* [Goal] Copy every record below exactly.

(Source data)
------

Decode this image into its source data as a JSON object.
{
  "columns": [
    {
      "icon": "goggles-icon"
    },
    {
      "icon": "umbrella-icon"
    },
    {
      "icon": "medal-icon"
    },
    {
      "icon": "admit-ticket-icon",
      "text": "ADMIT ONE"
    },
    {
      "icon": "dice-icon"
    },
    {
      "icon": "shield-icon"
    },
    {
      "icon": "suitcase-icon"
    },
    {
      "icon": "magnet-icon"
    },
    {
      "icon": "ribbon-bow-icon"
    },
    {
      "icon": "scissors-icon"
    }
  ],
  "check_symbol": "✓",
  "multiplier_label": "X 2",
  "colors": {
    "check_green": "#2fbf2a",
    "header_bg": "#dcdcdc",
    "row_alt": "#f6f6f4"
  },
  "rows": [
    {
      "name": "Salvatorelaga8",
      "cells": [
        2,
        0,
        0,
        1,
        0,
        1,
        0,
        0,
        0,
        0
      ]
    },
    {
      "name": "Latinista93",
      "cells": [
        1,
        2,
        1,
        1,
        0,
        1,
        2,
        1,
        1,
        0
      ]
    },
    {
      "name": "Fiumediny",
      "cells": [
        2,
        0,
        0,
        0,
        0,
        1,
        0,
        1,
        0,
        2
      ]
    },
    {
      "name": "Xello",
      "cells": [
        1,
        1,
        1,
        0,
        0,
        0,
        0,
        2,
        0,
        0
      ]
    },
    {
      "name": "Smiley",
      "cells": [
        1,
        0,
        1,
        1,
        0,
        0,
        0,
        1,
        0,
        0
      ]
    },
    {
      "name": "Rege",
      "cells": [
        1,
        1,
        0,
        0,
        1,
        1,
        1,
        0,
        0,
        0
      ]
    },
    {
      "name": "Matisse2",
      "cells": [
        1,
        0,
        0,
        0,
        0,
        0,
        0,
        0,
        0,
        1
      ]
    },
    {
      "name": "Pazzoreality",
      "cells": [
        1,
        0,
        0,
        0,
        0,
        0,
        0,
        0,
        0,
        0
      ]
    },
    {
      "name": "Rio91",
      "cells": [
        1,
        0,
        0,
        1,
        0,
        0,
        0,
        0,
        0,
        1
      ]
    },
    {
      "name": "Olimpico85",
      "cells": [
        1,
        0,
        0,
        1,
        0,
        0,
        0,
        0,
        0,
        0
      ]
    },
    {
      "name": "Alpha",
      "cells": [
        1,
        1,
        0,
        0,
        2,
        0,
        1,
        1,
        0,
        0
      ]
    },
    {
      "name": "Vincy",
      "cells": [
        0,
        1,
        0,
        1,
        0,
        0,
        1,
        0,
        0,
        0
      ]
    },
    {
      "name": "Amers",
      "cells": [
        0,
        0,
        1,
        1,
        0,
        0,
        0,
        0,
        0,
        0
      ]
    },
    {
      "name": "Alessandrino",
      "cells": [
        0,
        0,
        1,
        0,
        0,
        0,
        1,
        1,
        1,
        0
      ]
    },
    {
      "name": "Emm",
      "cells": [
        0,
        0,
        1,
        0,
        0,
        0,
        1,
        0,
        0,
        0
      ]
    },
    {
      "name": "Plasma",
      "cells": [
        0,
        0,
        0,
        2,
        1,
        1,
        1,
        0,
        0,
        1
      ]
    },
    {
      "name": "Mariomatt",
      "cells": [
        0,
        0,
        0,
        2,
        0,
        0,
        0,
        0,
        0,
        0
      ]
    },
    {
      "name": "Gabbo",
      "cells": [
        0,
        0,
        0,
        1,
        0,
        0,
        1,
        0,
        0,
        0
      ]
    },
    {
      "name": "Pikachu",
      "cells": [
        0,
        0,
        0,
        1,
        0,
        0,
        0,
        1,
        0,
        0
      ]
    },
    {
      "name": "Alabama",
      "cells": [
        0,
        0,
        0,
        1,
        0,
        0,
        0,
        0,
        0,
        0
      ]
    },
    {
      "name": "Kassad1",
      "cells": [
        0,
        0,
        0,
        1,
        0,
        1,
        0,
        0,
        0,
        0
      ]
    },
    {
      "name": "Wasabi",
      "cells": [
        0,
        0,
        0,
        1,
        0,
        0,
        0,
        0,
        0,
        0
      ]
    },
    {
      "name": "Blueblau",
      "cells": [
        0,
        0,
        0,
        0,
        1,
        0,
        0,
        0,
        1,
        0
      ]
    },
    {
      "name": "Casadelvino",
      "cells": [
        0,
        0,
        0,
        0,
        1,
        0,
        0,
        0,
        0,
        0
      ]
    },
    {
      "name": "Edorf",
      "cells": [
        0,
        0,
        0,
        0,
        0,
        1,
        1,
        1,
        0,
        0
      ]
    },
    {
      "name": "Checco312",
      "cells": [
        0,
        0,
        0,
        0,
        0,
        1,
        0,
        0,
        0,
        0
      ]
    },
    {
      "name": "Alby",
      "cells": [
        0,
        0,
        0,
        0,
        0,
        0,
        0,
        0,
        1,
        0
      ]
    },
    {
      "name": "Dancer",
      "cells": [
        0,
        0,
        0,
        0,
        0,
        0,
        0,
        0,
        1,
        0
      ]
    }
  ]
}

------

* [Solution]
Decode this image into its source data as a JSON object.
{
  "columns": [
    {
      "icon": "goggles-icon"
    },
    {
      "icon": "umbrella-icon"
    },
    {
      "icon": "medal-icon"
    },
    {
      "icon": "admit-ticket-icon",
      "text": "ADMIT ONE"
    },
    {
      "icon": "dice-icon"
    },
    {
      "icon": "shield-icon"
    },
    {
      "icon": "suitcase-icon"
    },
    {
      "icon": "magnet-icon"
    },
    {
      "icon": "ribbon-bow-icon"
    },
    {
      "icon": "scissors-icon"
    }
  ],
  "check_symbol": "✓",
  "multiplier_label": "X 2",
  "colors": {
    "check_green": "#2fbf2a",
    "header_bg": "#dcdcdc",
    "row_alt": "#f6f6f4"
  },
  "rows": [
    {
      "name": "Salvatorelaga8",
      "cells": [
        2,
        0,
        0,
        1,
        0,
        1,
        0,
        0,
        0,
        0
      ]
    },
    {
      "name": "Latinista93",
      "cells": [
        1,
        2,
        1,
        1,
        0,
        1,
        2,
        1,
        1,
        0
      ]
    },
    {
      "name": "Fiumediny",
      "cells": [
        2,
        0,
        0,
        0,
        0,
        1,
        0,
        1,
        0,
        2
      ]
    },
    {
      "name": "Xello",
      "cells": [
        1,
        1,
        1,
        0,
        0,
        0,
        0,
        2,
        0,
        0
      ]
    },
    {
      "name": "Smiley",
      "cells": [
        1,
        0,
        1,
        1,
        0,
        0,
        0,
        1,
        0,
        0
      ]
    },
    {
      "name": "Rege",
      "cells": [
        1,
        1,
        0,
        0,
        1,
        1,
        1,
        0,
        0,
        0
      ]
    },
    {
      "name": "Matisse2",
      "cells": [
        1,
        0,
        0,
        0,
        0,
        0,
        0,
        0,
        0,
        1
      ]
    },
    {
      "name": "Pazzoreality",
      "cells": [
        1,
        0,
        0,
        0,
        0,
        0,
        0,
        0,
        0,
        0
      ]
    },
    {
      "name": "Rio91",
      "cells": [
        1,
        0,
        0,
        1,
        0,
        0,
        0,
        0,
        0,
        1
      ]
    },
    {
      "name": "Olimpico85",
      "cells": [
        1,
        0,
        0,
        1,
        0,
        0,
        0,
        0,
        0,
        0
      ]
    },
    {
      "name": "Alpha",
      "cells": [
        1,
        1,
        0,
        0,
        2,
        0,
        1,
        1,
        0,
        0
      ]
    },
    {
      "name": "Vincy",
      "cells": [
        0,
        1,
        0,
        1,
        0,
        0,
        1,
        0,
        0,
        0
      ]
    },
    {
      "name": "Amers",
      "cells": [
        0,
        0,
        1,
        1,
        0,
        0,
        0,
        0,
        0,
        0
      ]
    },
    {
      "name": "Alessandrino",
      "cells": [
        0,
        0,
        1,
        0,
        0,
        0,
        1,
        1,
        1,
        0
      ]
    },
    {
      "name": "Emm",
      "cells": [
        0,
        0,
        1,
        0,
        0,
        0,
        1,
        0,
        0,
        0
      ]
    },
    {
      "name": "Plasma",
      "cells": [
        0,
        0,
        0,
        2,
        1,
        1,
        1,
        0,
        0,
        1
      ]
    },
    {
      "name": "Mariomatt",
      "cells": [
        0,
        0,
        0,
        2,
        0,
        0,
        0,
        0,
        0,
        0
      ]
    },
    {
      "name": "Gabbo",
      "cells": [
        0,
        0,
        0,
        1,
        0,
        0,
        1,
        0,
        0,
        0
      ]
    },
    {
      "name": "Pikachu",
      "cells": [
        0,
        0,
        0,
        1,
        0,
        0,
        0,
        1,
        0,
        0
      ]
    },
    {
      "name": "Alabama",
      "cells": [
        0,
        0,
        0,
        1,
        0,
        0,
        0,
        0,
        0,
        0
      ]
    },
    {
      "name": "Kassad1",
      "cells": [
        0,
        0,
        0,
        1,
        0,
        1,
        0,
        0,
        0,
        0
      ]
    },
    {
      "name": "Wasabi",
      "cells": [
        0,
        0,
        0,
        1,
        0,
        0,
        0,
        0,
        0,
        0
      ]
    },
    {
      "name": "Blueblau",
      "cells": [
        0,
        0,
        0,
        0,
        1,
        0,
        0,
        0,
        1,
        0
      ]
    },
    {
      "name": "Casadelvino",
      "cells": [
        0,
        0,
        0,
        0,
        1,
        0,
        0,
        0,
        0,
        0
      ]
    },
    {
      "name": "Edorf",
      "cells": [
        0,
        0,
        0,
        0,
        0,
        1,
        1,
        1,
        0,
        0
      ]
    },
    {
      "name": "Checco312",
      "cells": [
        0,
        0,
        0,
        0,
        0,
        1,
        0,
        0,
        0,
        0
      ]
    },
    {
      "name": "Alby",
      "cells": [
        0,
        0,
        0,
        0,
        0,
        0,
        0,
        0,
        1,
        0
      ]
    },
    {
      "name": "Dancer",
      "cells": [
        0,
        0,
        0,
        0,
        0,
        0,
        0,
        0,
        1,
        0
      ]
    }
  ]
}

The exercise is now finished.